RECORDS PROVIDED:
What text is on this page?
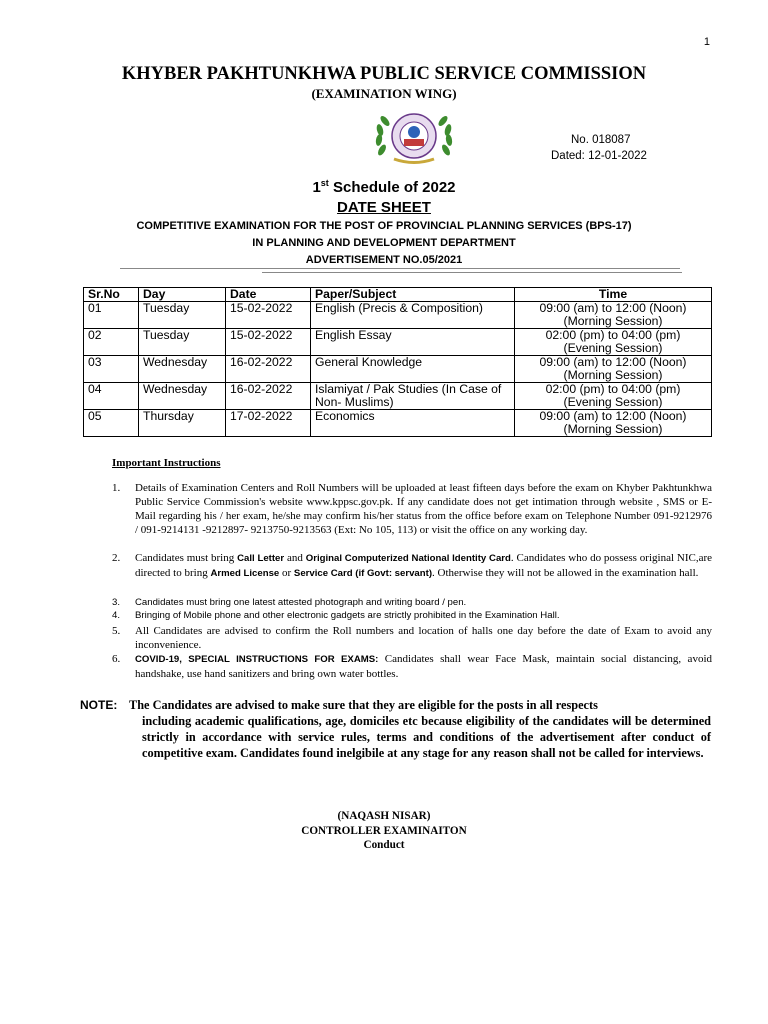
1
KHYBER PAKHTUNKHWA PUBLIC SERVICE COMMISSION
(EXAMINATION WING)
No. 018087
Dated: 12-01-2022
1st Schedule of 2022
DATE SHEET
COMPETITIVE EXAMINATION FOR THE POST OF PROVINCIAL PLANNING SERVICES (BPS-17)
IN PLANNING AND DEVELOPMENT DEPARTMENT
ADVERTISEMENT NO.05/2021
Sr.No	Day	Date	Paper/Subject	Time
01	Tuesday	15-02-2022	English (Precis & Composition)	09:00 (am) to 12:00 (Noon)
(Morning Session)

02	Tuesday	15-02-2022	English Essay	02:00 (pm) to 04:00 (pm)
(Evening Session)

03	Wednesday	16-02-2022	General Knowledge	09:00 (am) to 12:00 (Noon)
(Morning Session)

04	Wednesday	16-02-2022	Islamiyat / Pak Studies (In Case of Non- Muslims)	02:00 (pm) to 04:00 (pm)
(Evening Session)

05	Thursday	17-02-2022	Economics	09:00 (am) to 12:00 (Noon)
(Morning Session)
Important Instructions
1. Details of Examination Centers and Roll Numbers will be uploaded at least fifteen days before the exam on Khyber Pakhtunkhwa Public Service Commission's website www.kppsc.gov.pk. If any candidate does not get intimation through website , SMS or E-Mail regarding his / her exam, he/she may confirm his/her status from the office before exam on Telephone Number 091-9212976 / 091-9214131 -9212897- 9213750-9213563 (Ext: No 105, 113) or visit the office on any working day.
2. Candidates must bring Call Letter and Original Computerized National Identity Card. Candidates who do possess original NIC,are directed to bring Armed License or Service Card (if Govt: servant). Otherwise they will not be allowed in the examination hall.
3. Candidates must bring one latest attested photograph and writing board / pen.
4. Bringing of Mobile phone and other electronic gadgets are strictly prohibited in the Examination Hall.
5. All Candidates are advised to confirm the Roll numbers and location of halls one day before the date of Exam to avoid any inconvenience.
6. COVID-19, SPECIAL INSTRUCTIONS FOR EXAMS: Candidates shall wear Face Mask, maintain social distancing, avoid handshake, use hand sanitizers and bring own water bottles.
NOTE: The Candidates are advised to make sure that they are eligible for the posts in all respects
including academic qualifications, age, domiciles etc because eligibility of the candidates will be determined strictly in accordance with service rules, terms and conditions of the advertisement after conduct of competitive exam. Candidates found inelgibile at any stage for any reason shall not be called for interviews.
(NAQASH NISAR)
CONTROLLER EXAMINAITON
Conduct
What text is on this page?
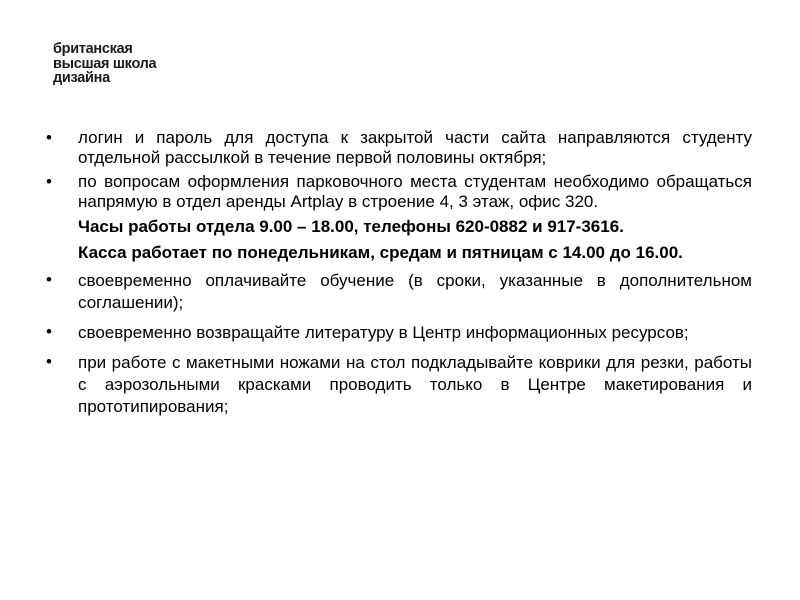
британская
высшая школа
дизайна
•	логин и пароль для доступа к закрытой части сайта направляются студенту отдельной рассылкой в течение первой половины октября;
•	по вопросам оформления парковочного места студентам необходимо обращаться напрямую в отдел аренды Artplay в строение 4, 3 этаж, офис 320.
Часы работы отдела 9.00 – 18.00, телефоны 620-0882 и 917-3616.
Касса работает по понедельникам, средам и пятницам с 14.00 до 16.00.
•	своевременно оплачивайте обучение (в сроки, указанные в дополнительном соглашении);
•	своевременно возвращайте литературу в Центр информационных ресурсов;
•	при работе с макетными ножами на стол подкладывайте коврики для резки, работы с аэрозольными красками проводить только в Центре макетирования и прототипирования;
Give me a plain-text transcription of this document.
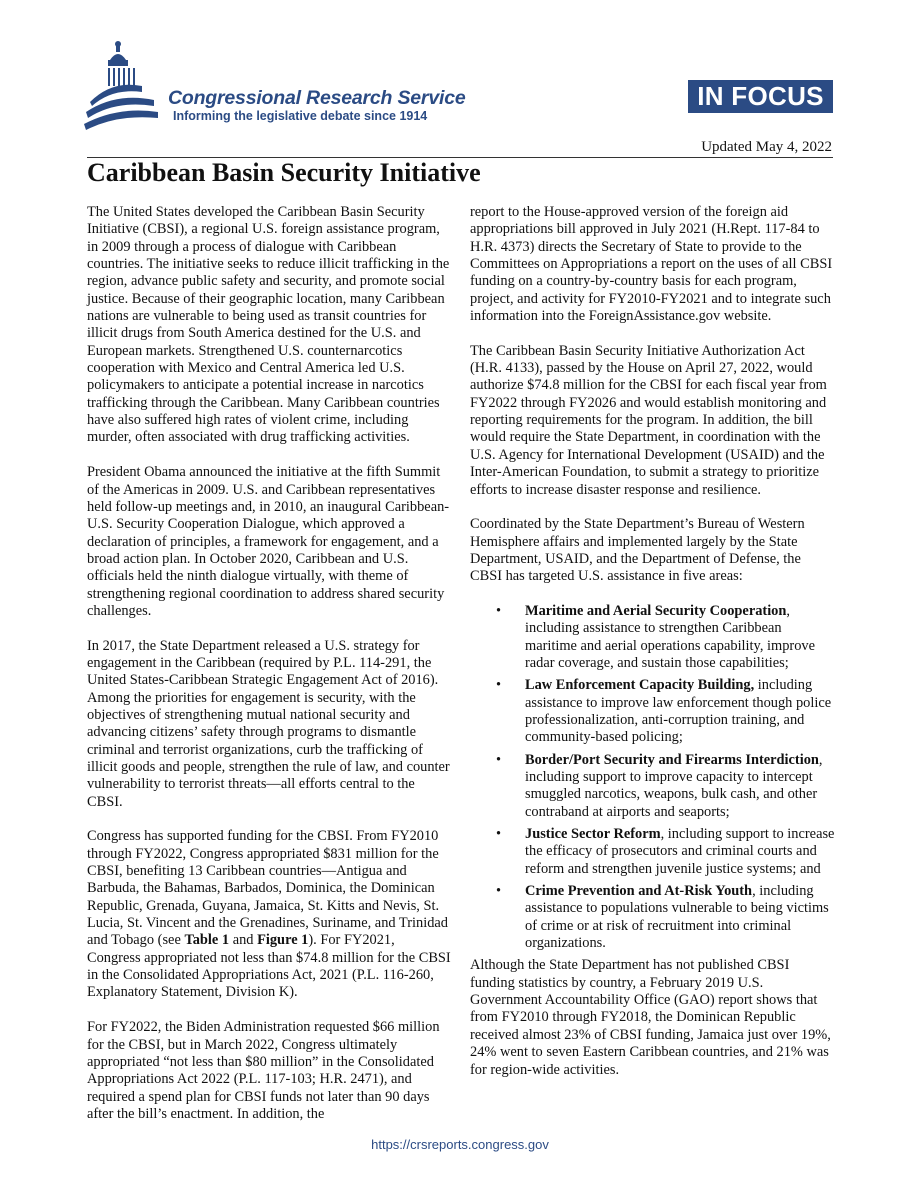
Congressional Research Service
Informing the legislative debate since 1914
IN FOCUS
Updated May 4, 2022
Caribbean Basin Security Initiative

The United States developed the Caribbean Basin Security Initiative (CBSI), a regional U.S. foreign assistance program, in 2009 through a process of dialogue with Caribbean countries. The initiative seeks to reduce illicit trafficking in the region, advance public safety and security, and promote social justice. Because of their geographic location, many Caribbean nations are vulnerable to being used as transit countries for illicit drugs from South America destined for the U.S. and European markets. Strengthened U.S. counternarcotics cooperation with Mexico and Central America led U.S. policymakers to anticipate a potential increase in narcotics trafficking through the Caribbean. Many Caribbean countries have also suffered high rates of violent crime, including murder, often associated with drug trafficking activities.

President Obama announced the initiative at the fifth Summit of the Americas in 2009. U.S. and Caribbean representatives held follow-up meetings and, in 2010, an inaugural Caribbean-U.S. Security Cooperation Dialogue, which approved a declaration of principles, a framework for engagement, and a broad action plan. In October 2020, Caribbean and U.S. officials held the ninth dialogue virtually, with theme of strengthening regional coordination to address shared security challenges.

In 2017, the State Department released a U.S. strategy for engagement in the Caribbean (required by P.L. 114-291, the United States-Caribbean Strategic Engagement Act of 2016). Among the priorities for engagement is security, with the objectives of strengthening mutual national security and advancing citizens’ safety through programs to dismantle criminal and terrorist organizations, curb the trafficking of illicit goods and people, strengthen the rule of law, and counter vulnerability to terrorist threats—all efforts central to the CBSI.

Congress has supported funding for the CBSI. From FY2010 through FY2022, Congress appropriated $831 million for the CBSI, benefiting 13 Caribbean countries—Antigua and Barbuda, the Bahamas, Barbados, Dominica, the Dominican Republic, Grenada, Guyana, Jamaica, St. Kitts and Nevis, St. Lucia, St. Vincent and the Grenadines, Suriname, and Trinidad and Tobago (see Table 1 and Figure 1). For FY2021, Congress appropriated not less than $74.8 million for the CBSI in the Consolidated Appropriations Act, 2021 (P.L. 116-260, Explanatory Statement, Division K).

For FY2022, the Biden Administration requested $66 million for the CBSI, but in March 2022, Congress ultimately appropriated “not less than $80 million” in the Consolidated Appropriations Act 2022 (P.L. 117-103; H.R. 2471), and required a spend plan for CBSI funds not later than 90 days after the bill’s enactment. In addition, the

report to the House-approved version of the foreign aid appropriations bill approved in July 2021 (H.Rept. 117-84 to H.R. 4373) directs the Secretary of State to provide to the Committees on Appropriations a report on the uses of all CBSI funding on a country-by-country basis for each program, project, and activity for FY2010-FY2021 and to integrate such information into the ForeignAssistance.gov website.

The Caribbean Basin Security Initiative Authorization Act (H.R. 4133), passed by the House on April 27, 2022, would authorize $74.8 million for the CBSI for each fiscal year from FY2022 through FY2026 and would establish monitoring and reporting requirements for the program. In addition, the bill would require the State Department, in coordination with the U.S. Agency for International Development (USAID) and the Inter-American Foundation, to submit a strategy to prioritize efforts to increase disaster response and resilience.

Coordinated by the State Department’s Bureau of Western Hemisphere affairs and implemented largely by the State Department, USAID, and the Department of Defense, the CBSI has targeted U.S. assistance in five areas:

• Maritime and Aerial Security Cooperation, including assistance to strengthen Caribbean maritime and aerial operations capability, improve radar coverage, and sustain those capabilities;
• Law Enforcement Capacity Building, including assistance to improve law enforcement though police professionalization, anti-corruption training, and community-based policing;
• Border/Port Security and Firearms Interdiction, including support to improve capacity to intercept smuggled narcotics, weapons, bulk cash, and other contraband at airports and seaports;
• Justice Sector Reform, including support to increase the efficacy of prosecutors and criminal courts and reform and strengthen juvenile justice systems; and
• Crime Prevention and At-Risk Youth, including assistance to populations vulnerable to being victims of crime or at risk of recruitment into criminal organizations.

Although the State Department has not published CBSI funding statistics by country, a February 2019 U.S. Government Accountability Office (GAO) report shows that from FY2010 through FY2018, the Dominican Republic received almost 23% of CBSI funding, Jamaica just over 19%, 24% went to seven Eastern Caribbean countries, and 21% was for region-wide activities.

https://crsreports.congress.gov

WORK INSTRUCTIONS: Considering only the records above, state the number of lines that include the word "работы", with nothing added.

WRITTEN SOLUTION: 2